◆ **What to produce**
Can you continue the forum thread about whether holidays have to be exciting for a 12-year-old, picking up after its last post?

◆ **Document segment**
++++++++++

PegasusReturns · 25/02/2024 16:51

You’re being unreasonable.

there’s tonnes of things a 12 year old can do that are low cost and fall under the category of “doing something nice”

MrsBennetsPoorNerves · 25/02/2024 16:51

Surely 12yos mostly want to hang out with their friends - sleepovers are generally popular at this age. Bung on a film and give them some popcorn etc, they generally be happy.

Maddy70 · 25/02/2024 16:52

Youre being dàft. I was brought uo in poverty. I went to my grans in the holidays as my mum couldnt afford to feed me.

Been away anywhere? Yes my grans

Done anything exciting ? Picked peas out of my garden

Youre projecting... poor kids still havd fun

DelphiniumBlue · 25/02/2024 16:52

I think you are being a bit sensitive, "anything exciting " could include visiting friends/family, trying a new activity, going camping, having a sleepover. It is just chat, and if you are bothered by it, show your DC how to respond politely - " We've had a lovely week chilling at home, doing a bit of baking, visiting people we don't always get to see, how about you?"

++++++++++

◆ **Extracted data**
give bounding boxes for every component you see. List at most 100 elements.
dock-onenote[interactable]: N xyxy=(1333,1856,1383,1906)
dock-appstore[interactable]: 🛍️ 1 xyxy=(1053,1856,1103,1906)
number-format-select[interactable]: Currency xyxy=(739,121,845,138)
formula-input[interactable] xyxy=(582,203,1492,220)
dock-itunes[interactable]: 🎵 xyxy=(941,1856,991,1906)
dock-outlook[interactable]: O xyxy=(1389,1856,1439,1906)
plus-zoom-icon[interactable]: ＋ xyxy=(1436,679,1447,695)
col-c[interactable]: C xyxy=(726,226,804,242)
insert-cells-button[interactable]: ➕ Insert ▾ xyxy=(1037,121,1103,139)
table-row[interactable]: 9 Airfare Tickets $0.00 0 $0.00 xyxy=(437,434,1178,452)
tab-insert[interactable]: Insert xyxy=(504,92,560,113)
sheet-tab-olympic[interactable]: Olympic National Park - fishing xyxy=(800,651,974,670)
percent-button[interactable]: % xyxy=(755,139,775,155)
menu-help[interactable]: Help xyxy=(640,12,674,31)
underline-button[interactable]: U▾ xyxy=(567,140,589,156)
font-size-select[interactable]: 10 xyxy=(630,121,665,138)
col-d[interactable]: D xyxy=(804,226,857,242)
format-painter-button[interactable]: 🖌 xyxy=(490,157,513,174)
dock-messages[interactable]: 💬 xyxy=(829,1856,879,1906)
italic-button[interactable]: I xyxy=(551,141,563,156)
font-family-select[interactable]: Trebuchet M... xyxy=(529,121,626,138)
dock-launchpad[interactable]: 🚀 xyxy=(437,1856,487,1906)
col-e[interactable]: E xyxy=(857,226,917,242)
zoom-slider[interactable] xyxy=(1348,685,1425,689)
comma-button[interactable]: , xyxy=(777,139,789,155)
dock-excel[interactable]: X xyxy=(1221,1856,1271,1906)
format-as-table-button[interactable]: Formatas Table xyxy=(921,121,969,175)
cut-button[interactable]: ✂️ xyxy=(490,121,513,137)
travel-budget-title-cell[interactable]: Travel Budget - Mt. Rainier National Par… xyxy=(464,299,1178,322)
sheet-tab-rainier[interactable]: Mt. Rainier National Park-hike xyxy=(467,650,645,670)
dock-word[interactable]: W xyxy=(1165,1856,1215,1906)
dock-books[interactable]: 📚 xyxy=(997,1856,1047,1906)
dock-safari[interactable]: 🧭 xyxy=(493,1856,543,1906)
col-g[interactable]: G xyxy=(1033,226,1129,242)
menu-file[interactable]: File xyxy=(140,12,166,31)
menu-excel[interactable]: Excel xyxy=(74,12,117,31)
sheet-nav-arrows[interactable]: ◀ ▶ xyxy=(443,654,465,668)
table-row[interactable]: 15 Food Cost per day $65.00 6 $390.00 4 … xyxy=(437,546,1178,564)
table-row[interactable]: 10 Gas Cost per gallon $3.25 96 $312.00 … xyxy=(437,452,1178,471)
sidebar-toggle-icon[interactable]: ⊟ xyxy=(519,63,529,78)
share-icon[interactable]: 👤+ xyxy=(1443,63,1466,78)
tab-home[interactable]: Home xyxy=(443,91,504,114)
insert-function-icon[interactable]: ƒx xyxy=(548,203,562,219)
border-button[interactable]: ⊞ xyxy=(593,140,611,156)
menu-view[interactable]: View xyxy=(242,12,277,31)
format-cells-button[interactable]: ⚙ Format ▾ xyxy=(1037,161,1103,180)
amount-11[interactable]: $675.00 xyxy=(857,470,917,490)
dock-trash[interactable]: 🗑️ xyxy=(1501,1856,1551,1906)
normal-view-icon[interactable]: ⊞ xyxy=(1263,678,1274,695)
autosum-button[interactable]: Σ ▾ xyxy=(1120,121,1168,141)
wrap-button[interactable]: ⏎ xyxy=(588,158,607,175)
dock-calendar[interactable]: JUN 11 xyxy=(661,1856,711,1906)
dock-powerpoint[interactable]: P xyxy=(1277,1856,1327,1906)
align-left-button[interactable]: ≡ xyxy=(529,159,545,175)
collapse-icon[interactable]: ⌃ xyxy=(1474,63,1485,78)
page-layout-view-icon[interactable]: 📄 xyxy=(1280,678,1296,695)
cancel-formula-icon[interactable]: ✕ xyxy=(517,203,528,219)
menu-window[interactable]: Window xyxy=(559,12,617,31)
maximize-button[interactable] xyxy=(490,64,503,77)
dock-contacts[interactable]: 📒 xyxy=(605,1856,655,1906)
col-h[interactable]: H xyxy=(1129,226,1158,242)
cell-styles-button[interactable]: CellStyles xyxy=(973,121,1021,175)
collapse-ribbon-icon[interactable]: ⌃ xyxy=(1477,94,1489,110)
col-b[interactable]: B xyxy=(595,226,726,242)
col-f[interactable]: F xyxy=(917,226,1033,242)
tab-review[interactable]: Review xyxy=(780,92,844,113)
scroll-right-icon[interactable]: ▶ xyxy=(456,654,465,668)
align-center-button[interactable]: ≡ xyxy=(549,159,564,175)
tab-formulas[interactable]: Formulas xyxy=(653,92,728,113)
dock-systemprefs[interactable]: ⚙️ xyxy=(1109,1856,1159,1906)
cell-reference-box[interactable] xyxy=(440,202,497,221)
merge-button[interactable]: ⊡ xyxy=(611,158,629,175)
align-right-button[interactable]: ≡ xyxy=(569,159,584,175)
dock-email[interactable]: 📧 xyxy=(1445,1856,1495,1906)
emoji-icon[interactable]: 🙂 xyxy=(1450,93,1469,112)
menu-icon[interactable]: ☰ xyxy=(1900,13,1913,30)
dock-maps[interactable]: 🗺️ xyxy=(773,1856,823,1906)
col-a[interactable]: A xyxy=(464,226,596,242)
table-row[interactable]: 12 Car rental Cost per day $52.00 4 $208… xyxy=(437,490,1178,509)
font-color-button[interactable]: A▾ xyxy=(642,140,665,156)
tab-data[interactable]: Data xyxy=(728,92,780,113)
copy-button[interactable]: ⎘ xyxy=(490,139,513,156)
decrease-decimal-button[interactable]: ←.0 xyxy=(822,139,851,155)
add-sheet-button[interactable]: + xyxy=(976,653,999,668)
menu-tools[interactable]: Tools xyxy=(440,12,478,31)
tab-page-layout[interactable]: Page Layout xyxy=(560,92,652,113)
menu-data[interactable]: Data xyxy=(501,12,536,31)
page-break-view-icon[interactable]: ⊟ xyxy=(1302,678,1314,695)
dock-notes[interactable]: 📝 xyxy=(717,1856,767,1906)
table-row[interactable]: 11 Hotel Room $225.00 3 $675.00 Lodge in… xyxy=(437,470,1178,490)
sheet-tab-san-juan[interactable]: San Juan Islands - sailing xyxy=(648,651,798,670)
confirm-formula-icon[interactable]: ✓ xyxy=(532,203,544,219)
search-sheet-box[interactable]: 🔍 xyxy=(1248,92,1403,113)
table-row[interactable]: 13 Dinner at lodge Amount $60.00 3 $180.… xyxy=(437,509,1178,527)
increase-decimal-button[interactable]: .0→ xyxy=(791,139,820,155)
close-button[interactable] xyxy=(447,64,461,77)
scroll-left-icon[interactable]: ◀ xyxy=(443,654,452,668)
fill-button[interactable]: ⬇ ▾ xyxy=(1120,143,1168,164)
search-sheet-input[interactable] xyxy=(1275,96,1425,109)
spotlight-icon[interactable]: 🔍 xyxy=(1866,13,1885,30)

++++++++++

◆ **Answer to this exercise**
I do think people should be aware that not all children have lovely home lives, indeed I've taught children who hated the holidays because of issues with their home lives, lack of space, food poverty, and unfit parents, but these sorts of questions are just a normal part of life for most of us. Within a school setting I'd be very careful about saying things that might lead children to compare themselves unfavourably, but in the outside, superficial conversation is the norm.
You can teach your DD how to enjoy herself without spending a fortune, and can set her expectations re holidays etc.

FourLeggedBuckers · 25/02/2024 16:53

Been away could be a sleep over with friends or family, exciting things might be a fun video game / tv show / book, or a free event or trip to a free museum. There’s interest and excitement in fairly mundane things, it doesn’t have to all be about money and ostentatious days out.

Ariona · 25/02/2024 16:54

Oh Fgs it's just small talk. If she sat there in silence, then that would be a problem too with you. Honestly people just look to make an issue.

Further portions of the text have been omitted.